- [Information supplied]:
——
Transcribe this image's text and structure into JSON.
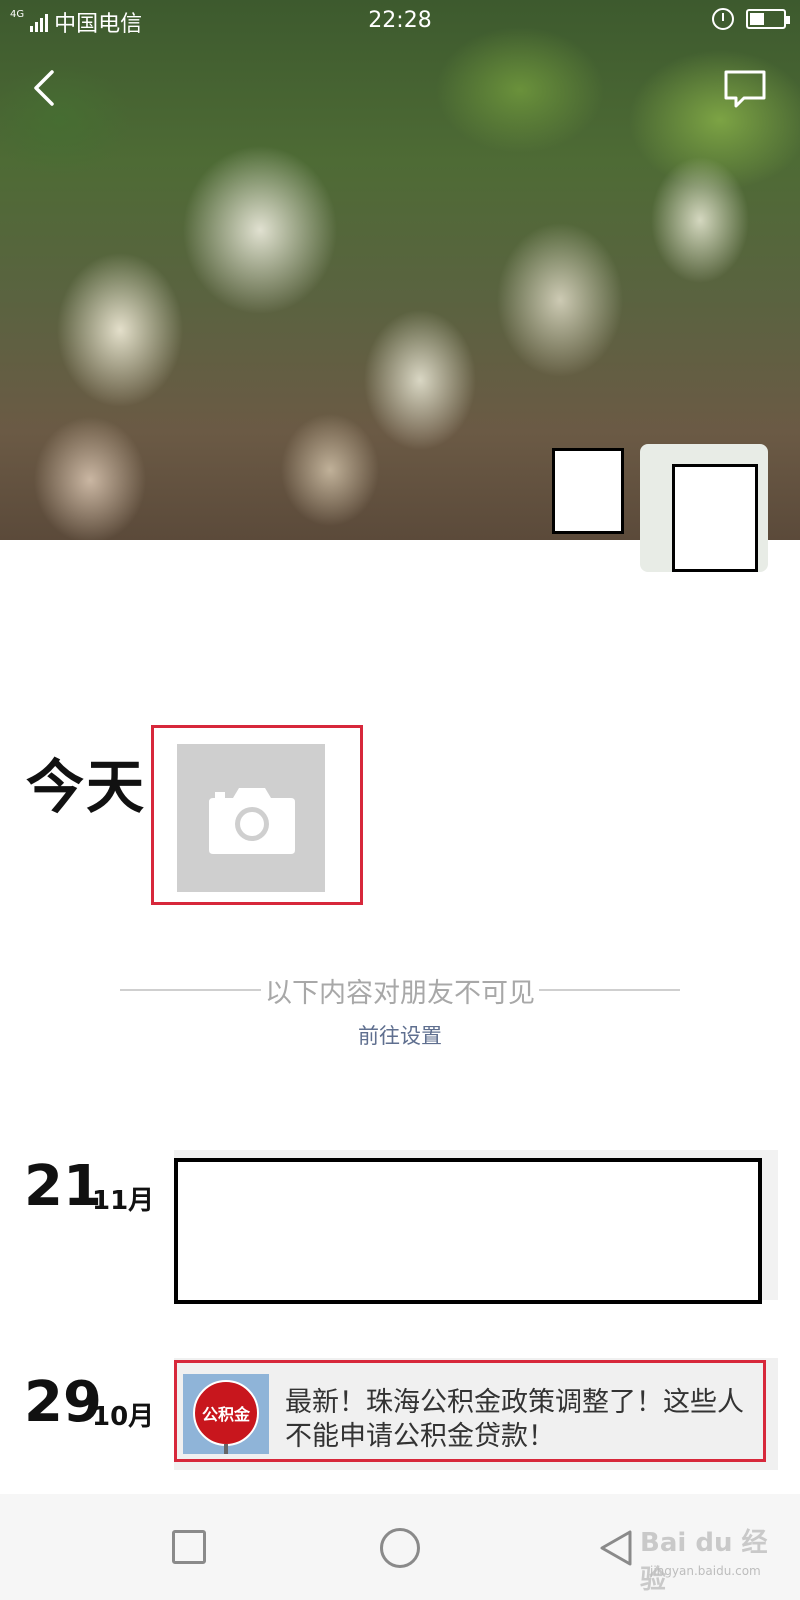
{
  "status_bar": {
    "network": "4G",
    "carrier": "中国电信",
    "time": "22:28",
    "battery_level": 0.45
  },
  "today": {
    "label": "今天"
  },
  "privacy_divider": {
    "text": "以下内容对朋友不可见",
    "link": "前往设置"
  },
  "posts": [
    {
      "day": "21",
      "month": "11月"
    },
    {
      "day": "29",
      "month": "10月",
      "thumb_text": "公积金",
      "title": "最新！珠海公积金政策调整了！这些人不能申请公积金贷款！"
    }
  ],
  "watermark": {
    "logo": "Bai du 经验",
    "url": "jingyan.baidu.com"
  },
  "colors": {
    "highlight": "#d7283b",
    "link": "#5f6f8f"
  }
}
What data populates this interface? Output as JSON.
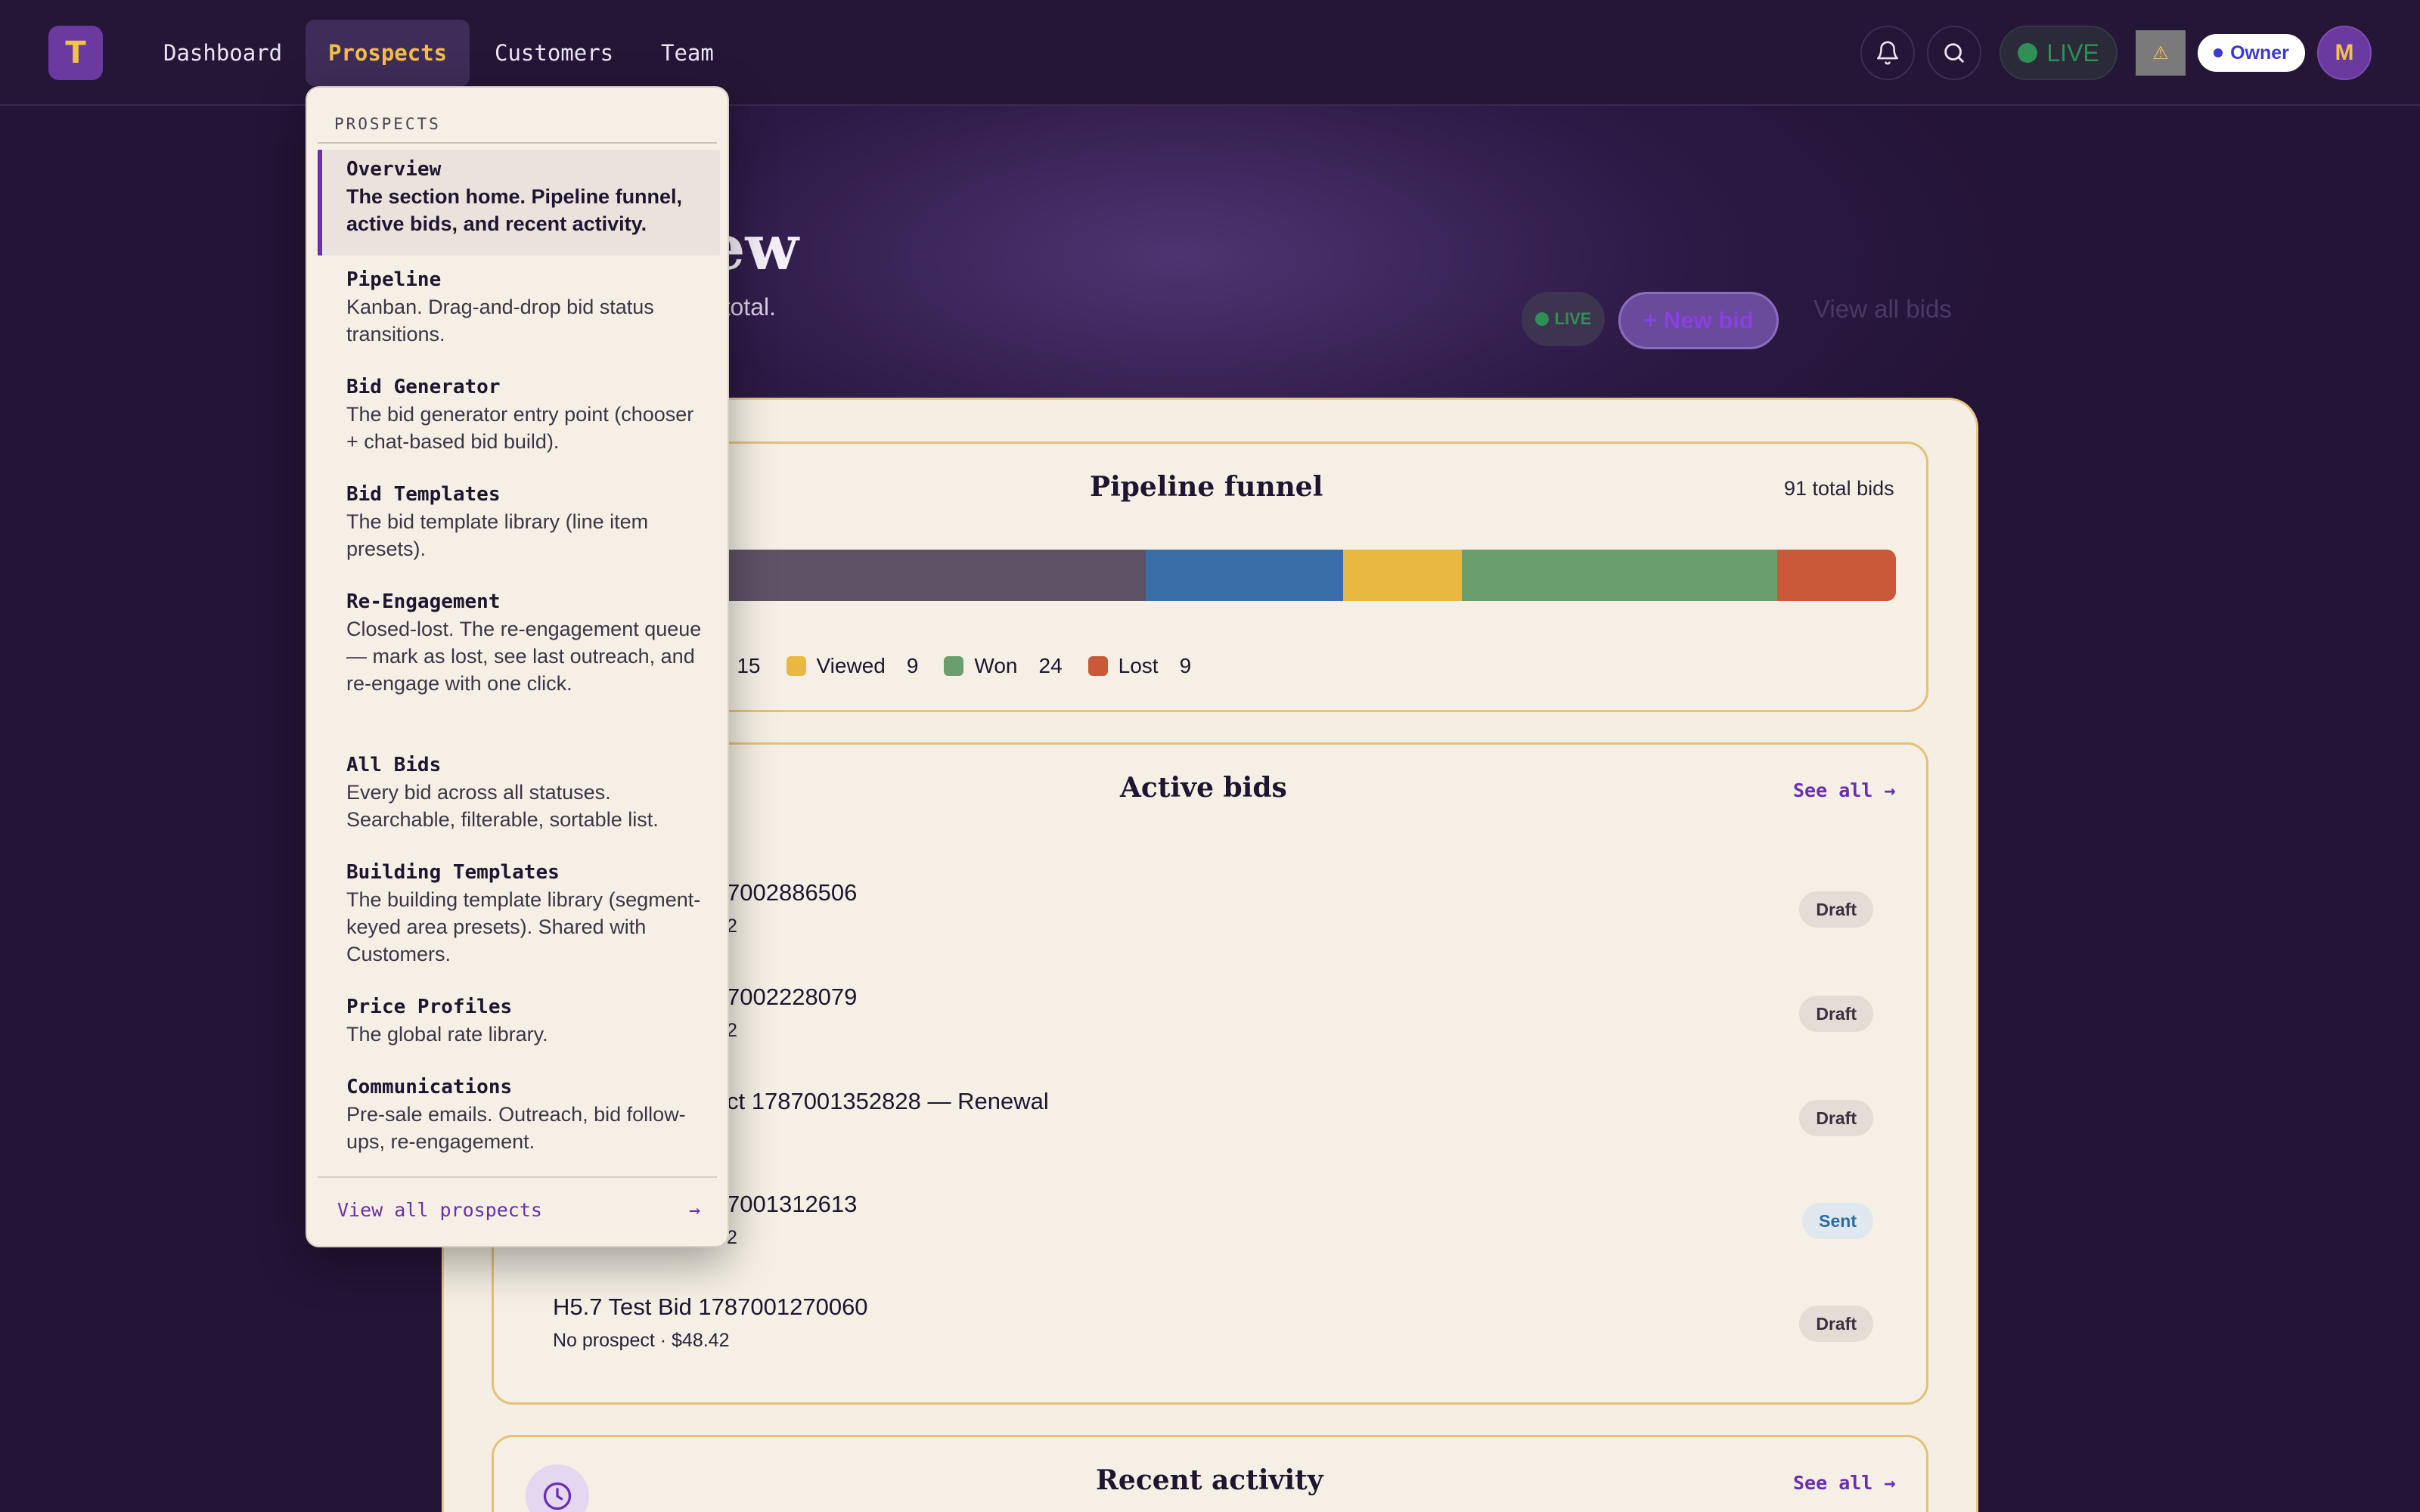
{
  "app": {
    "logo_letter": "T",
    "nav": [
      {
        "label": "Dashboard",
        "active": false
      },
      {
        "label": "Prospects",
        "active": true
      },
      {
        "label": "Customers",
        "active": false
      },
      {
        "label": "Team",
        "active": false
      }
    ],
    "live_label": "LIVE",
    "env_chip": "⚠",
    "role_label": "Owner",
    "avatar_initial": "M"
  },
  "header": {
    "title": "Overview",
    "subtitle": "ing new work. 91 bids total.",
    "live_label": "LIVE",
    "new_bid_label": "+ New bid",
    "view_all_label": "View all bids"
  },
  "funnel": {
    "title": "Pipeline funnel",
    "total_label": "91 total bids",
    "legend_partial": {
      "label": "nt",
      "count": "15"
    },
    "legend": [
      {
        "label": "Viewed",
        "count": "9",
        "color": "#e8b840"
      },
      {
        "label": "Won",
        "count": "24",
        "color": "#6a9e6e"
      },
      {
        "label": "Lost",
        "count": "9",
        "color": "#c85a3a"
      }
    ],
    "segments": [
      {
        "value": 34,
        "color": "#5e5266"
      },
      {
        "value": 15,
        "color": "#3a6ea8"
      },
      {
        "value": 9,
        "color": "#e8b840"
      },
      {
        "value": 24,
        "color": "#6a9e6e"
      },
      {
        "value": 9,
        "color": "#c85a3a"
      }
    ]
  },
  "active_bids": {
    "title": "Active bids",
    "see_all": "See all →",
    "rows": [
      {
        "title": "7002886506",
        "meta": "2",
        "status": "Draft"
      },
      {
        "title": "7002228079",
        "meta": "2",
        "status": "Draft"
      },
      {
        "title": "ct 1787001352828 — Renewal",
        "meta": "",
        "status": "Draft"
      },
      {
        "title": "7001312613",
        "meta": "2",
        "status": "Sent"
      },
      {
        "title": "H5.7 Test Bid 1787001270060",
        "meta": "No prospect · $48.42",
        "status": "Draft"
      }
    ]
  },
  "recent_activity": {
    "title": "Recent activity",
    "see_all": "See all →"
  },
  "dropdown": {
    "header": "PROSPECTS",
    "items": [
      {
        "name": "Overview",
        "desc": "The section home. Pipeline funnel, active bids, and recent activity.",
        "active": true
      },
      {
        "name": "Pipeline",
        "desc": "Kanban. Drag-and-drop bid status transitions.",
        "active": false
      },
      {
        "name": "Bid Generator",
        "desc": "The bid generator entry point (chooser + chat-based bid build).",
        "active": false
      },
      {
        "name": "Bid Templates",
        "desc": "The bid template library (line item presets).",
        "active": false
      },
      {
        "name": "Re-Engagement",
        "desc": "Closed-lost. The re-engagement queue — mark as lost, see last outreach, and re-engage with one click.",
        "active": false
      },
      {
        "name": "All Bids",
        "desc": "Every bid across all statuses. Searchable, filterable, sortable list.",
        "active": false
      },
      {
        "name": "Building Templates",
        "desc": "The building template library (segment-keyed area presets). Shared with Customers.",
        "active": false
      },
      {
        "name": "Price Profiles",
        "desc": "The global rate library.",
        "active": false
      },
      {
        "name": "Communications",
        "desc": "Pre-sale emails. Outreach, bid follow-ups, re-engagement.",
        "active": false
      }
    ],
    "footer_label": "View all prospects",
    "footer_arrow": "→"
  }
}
——
- [Task requirements]: Set down every entry word for word, but omit the pictures.

- [Output]:
Transcribe this image's text and structure into JSON.
{
  "status_bar": {
    "network": "4G",
    "carrier": "中国电信",
    "time": "22:28",
    "battery_level": 0.45
  },
  "today": {
    "label": "今天"
  },
  "privacy_divider": {
    "text": "以下内容对朋友不可见",
    "link": "前往设置"
  },
  "posts": [
    {
      "day": "21",
      "month": "11月"
    },
    {
      "day": "29",
      "month": "10月",
      "thumb_text": "公积金",
      "title": "最新！珠海公积金政策调整了！这些人不能申请公积金贷款！"
    }
  ],
  "watermark": {
    "logo": "Bai du 经验",
    "url": "jingyan.baidu.com"
  },
  "colors": {
    "highlight": "#d7283b",
    "link": "#5f6f8f"
  }
}
What data populates this interface? Output as JSON.
{
  "app": {
    "logo_letter": "T",
    "nav": [
      {
        "label": "Dashboard",
        "active": false
      },
      {
        "label": "Prospects",
        "active": true
      },
      {
        "label": "Customers",
        "active": false
      },
      {
        "label": "Team",
        "active": false
      }
    ],
    "live_label": "LIVE",
    "env_chip": "⚠",
    "role_label": "Owner",
    "avatar_initial": "M"
  },
  "header": {
    "title": "Overview",
    "subtitle": "ing new work. 91 bids total.",
    "live_label": "LIVE",
    "new_bid_label": "+ New bid",
    "view_all_label": "View all bids"
  },
  "funnel": {
    "title": "Pipeline funnel",
    "total_label": "91 total bids",
    "legend_partial": {
      "label": "nt",
      "count": "15"
    },
    "legend": [
      {
        "label": "Viewed",
        "count": "9",
        "color": "#e8b840"
      },
      {
        "label": "Won",
        "count": "24",
        "color": "#6a9e6e"
      },
      {
        "label": "Lost",
        "count": "9",
        "color": "#c85a3a"
      }
    ],
    "segments": [
      {
        "value": 34,
        "color": "#5e5266"
      },
      {
        "value": 15,
        "color": "#3a6ea8"
      },
      {
        "value": 9,
        "color": "#e8b840"
      },
      {
        "value": 24,
        "color": "#6a9e6e"
      },
      {
        "value": 9,
        "color": "#c85a3a"
      }
    ]
  },
  "active_bids": {
    "title": "Active bids",
    "see_all": "See all →",
    "rows": [
      {
        "title": "7002886506",
        "meta": "2",
        "status": "Draft"
      },
      {
        "title": "7002228079",
        "meta": "2",
        "status": "Draft"
      },
      {
        "title": "ct 1787001352828 — Renewal",
        "meta": "",
        "status": "Draft"
      },
      {
        "title": "7001312613",
        "meta": "2",
        "status": "Sent"
      },
      {
        "title": "H5.7 Test Bid 1787001270060",
        "meta": "No prospect · $48.42",
        "status": "Draft"
      }
    ]
  },
  "recent_activity": {
    "title": "Recent activity",
    "see_all": "See all →"
  },
  "dropdown": {
    "header": "PROSPECTS",
    "items": [
      {
        "name": "Overview",
        "desc": "The section home. Pipeline funnel, active bids, and recent activity.",
        "active": true
      },
      {
        "name": "Pipeline",
        "desc": "Kanban. Drag-and-drop bid status transitions.",
        "active": false
      },
      {
        "name": "Bid Generator",
        "desc": "The bid generator entry point (chooser + chat-based bid build).",
        "active": false
      },
      {
        "name": "Bid Templates",
        "desc": "The bid template library (line item presets).",
        "active": false
      },
      {
        "name": "Re-Engagement",
        "desc": "Closed-lost. The re-engagement queue — mark as lost, see last outreach, and re-engage with one click.",
        "active": false
      },
      {
        "name": "All Bids",
        "desc": "Every bid across all statuses. Searchable, filterable, sortable list.",
        "active": false
      },
      {
        "name": "Building Templates",
        "desc": "The building template library (segment-keyed area presets). Shared with Customers.",
        "active": false
      },
      {
        "name": "Price Profiles",
        "desc": "The global rate library.",
        "active": false
      },
      {
        "name": "Communications",
        "desc": "Pre-sale emails. Outreach, bid follow-ups, re-engagement.",
        "active": false
      }
    ],
    "footer_label": "View all prospects",
    "footer_arrow": "→"
  }
}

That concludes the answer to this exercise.